* start SOURCE MATERIAL *

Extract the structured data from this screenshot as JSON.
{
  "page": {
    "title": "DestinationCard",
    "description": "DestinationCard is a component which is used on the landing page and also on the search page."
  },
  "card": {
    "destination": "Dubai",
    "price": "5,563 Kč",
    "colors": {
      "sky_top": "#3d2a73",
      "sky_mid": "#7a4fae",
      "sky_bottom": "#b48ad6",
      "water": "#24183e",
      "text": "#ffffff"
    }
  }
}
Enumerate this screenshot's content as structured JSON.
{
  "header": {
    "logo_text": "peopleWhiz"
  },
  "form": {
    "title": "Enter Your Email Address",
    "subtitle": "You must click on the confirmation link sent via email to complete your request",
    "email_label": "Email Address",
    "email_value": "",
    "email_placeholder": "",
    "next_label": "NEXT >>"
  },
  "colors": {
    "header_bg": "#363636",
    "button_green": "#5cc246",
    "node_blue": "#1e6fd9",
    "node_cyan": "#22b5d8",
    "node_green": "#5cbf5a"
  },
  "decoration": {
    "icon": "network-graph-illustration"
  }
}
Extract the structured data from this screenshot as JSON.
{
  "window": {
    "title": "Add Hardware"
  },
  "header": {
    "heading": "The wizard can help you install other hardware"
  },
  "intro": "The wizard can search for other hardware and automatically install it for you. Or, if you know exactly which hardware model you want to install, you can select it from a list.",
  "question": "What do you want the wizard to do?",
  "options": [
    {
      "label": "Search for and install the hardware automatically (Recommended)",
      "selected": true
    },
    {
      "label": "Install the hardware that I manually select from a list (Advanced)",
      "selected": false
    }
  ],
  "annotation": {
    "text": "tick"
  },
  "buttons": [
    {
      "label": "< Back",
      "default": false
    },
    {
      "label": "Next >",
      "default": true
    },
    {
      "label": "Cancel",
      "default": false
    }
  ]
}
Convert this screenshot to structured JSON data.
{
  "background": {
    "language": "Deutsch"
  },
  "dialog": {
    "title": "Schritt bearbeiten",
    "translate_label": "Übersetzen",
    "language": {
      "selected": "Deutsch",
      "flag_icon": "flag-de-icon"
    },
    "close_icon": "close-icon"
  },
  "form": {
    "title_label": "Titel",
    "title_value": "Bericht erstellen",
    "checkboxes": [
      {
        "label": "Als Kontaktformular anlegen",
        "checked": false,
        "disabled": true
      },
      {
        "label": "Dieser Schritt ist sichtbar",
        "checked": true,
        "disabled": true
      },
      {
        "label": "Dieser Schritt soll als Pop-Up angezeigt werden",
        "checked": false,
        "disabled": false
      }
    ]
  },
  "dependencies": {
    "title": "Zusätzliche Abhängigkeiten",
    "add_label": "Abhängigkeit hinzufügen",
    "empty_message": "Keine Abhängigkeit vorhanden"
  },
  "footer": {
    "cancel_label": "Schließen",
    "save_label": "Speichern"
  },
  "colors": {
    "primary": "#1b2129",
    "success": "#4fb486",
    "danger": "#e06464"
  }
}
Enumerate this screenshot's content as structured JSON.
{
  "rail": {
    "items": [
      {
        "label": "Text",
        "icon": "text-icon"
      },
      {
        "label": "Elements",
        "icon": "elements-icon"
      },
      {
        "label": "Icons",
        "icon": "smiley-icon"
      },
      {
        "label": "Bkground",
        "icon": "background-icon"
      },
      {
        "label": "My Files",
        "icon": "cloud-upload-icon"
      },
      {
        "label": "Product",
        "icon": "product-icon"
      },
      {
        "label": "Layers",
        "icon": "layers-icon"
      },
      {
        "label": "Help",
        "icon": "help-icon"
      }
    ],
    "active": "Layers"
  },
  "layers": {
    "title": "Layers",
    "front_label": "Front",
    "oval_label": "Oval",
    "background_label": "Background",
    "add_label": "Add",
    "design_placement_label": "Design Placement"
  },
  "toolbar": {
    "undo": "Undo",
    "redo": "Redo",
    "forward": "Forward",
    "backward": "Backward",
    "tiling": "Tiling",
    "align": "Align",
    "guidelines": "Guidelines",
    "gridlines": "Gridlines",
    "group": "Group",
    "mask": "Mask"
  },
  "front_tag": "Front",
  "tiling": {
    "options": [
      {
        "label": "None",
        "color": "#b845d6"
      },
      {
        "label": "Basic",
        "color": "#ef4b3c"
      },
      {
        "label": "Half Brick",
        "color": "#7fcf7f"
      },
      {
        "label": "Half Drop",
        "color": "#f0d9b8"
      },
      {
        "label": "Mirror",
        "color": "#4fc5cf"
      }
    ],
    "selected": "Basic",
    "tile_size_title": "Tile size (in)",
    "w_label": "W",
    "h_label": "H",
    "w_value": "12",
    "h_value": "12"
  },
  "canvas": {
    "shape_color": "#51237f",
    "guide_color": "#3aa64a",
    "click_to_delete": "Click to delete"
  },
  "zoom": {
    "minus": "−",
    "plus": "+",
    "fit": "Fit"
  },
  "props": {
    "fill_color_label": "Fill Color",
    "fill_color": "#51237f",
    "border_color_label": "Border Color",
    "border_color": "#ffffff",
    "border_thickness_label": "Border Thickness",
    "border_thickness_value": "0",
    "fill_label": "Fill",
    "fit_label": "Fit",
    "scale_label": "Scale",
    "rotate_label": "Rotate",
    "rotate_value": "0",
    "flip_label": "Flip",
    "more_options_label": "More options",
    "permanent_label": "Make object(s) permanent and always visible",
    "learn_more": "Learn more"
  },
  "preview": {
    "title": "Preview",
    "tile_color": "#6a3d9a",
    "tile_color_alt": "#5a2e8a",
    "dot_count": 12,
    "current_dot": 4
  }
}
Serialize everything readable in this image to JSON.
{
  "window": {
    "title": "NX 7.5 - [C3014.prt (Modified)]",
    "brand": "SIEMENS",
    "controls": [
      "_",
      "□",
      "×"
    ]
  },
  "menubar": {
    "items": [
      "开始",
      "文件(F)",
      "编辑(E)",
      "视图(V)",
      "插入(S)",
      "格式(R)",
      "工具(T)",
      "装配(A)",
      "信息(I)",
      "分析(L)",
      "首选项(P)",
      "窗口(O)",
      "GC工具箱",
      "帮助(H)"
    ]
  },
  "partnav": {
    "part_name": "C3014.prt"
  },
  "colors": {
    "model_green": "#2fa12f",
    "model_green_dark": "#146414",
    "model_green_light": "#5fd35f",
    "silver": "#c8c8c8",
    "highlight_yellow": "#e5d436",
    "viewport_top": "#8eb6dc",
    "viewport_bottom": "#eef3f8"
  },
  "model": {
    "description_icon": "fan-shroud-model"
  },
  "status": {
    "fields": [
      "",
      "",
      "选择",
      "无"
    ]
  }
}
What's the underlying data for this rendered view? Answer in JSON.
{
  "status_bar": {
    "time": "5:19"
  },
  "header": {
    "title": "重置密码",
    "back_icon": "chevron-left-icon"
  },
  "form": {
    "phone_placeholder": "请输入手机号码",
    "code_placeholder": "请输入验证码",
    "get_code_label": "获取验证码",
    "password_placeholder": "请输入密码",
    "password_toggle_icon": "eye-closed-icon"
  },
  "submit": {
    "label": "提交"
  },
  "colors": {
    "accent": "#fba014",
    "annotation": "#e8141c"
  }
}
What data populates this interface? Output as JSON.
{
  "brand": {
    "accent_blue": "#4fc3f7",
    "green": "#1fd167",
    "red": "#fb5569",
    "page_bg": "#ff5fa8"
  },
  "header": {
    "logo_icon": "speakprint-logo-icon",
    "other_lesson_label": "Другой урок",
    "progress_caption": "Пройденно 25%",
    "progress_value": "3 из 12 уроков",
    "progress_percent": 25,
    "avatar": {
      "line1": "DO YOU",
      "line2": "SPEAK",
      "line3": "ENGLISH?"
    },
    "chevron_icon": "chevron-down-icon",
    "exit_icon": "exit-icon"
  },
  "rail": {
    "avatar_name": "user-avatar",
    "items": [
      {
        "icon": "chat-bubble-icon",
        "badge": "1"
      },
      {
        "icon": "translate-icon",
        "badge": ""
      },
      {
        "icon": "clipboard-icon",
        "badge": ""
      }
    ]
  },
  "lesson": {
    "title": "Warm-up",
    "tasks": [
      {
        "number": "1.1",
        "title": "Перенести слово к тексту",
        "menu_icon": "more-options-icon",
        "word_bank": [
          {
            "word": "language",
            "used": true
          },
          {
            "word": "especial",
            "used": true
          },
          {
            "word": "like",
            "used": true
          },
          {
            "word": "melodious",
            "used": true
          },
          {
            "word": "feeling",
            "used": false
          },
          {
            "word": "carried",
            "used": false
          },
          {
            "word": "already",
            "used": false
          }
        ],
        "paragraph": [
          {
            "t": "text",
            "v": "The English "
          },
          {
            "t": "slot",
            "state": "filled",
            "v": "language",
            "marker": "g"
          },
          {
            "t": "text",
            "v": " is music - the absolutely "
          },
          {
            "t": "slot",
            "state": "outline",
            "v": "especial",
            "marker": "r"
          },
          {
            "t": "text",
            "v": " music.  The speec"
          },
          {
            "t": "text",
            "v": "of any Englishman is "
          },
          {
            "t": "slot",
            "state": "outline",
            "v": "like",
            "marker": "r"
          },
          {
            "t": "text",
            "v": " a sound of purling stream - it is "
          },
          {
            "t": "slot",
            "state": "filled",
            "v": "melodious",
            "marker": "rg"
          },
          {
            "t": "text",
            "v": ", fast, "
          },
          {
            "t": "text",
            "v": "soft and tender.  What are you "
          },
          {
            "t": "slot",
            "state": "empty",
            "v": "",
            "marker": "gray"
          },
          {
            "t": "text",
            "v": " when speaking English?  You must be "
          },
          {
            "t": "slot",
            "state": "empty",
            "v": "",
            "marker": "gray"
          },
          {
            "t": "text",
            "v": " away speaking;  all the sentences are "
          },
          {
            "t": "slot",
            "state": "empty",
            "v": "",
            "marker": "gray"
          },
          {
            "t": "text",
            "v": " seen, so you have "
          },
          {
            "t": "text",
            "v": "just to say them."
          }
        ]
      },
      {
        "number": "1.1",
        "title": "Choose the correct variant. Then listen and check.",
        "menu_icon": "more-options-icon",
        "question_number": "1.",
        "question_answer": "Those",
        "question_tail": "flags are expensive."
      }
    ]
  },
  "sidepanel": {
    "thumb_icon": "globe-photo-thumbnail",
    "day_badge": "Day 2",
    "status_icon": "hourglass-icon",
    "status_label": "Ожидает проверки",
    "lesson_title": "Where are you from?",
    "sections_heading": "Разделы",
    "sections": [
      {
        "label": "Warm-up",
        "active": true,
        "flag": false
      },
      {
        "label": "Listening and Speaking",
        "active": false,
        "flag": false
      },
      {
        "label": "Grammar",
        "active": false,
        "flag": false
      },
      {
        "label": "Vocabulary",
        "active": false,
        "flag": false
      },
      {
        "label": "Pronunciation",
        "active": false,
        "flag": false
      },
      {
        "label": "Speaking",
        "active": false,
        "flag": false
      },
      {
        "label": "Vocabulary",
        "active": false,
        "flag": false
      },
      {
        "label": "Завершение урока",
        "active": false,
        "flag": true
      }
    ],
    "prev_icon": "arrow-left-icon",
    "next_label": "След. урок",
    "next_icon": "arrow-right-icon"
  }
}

* end SOURCE MATERIAL *

## CHALLENGE:
Each line that has the word "want" should be copied.

## ANSWER TO THIS EXERCISE:
  "intro": "The wizard can search for other hardware and automatically install it for you. Or, if you know exactly which hardware model you want to install, you can select it from a list.",
  "question": "What do you want the wizard to do?",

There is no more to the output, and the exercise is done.